= What to work on =
Return each line of the records holding the string "staff".

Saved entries
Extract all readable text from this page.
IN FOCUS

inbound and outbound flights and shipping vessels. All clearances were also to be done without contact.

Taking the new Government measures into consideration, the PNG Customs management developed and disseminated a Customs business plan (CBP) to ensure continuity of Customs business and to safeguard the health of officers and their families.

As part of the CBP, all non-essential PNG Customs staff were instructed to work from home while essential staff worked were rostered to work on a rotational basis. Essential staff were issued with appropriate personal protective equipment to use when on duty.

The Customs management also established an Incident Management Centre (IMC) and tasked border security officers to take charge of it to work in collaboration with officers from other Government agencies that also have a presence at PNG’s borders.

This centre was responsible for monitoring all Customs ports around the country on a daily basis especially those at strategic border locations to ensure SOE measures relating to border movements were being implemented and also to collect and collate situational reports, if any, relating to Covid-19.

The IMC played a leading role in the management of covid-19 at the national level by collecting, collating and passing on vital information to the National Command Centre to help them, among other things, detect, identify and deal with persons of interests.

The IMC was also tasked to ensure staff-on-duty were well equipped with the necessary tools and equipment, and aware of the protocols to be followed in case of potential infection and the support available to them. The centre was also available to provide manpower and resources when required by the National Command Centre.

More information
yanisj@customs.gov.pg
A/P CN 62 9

= Written response =
As part of the CBP, all non-essential PNG Customs staff were instructed to work from home while essential staff worked were rostered to work on a rotational basis. Essential staff were issued with appropriate personal protective equipment to use when on duty.
The IMC was also tasked to ensure staff-on-duty were well equipped with the necessary tools and equipment, and aware of the protocols to be followed in case of potential infection and the support available to them. The centre was also available to provide manpower and resources when required by the National Command Centre.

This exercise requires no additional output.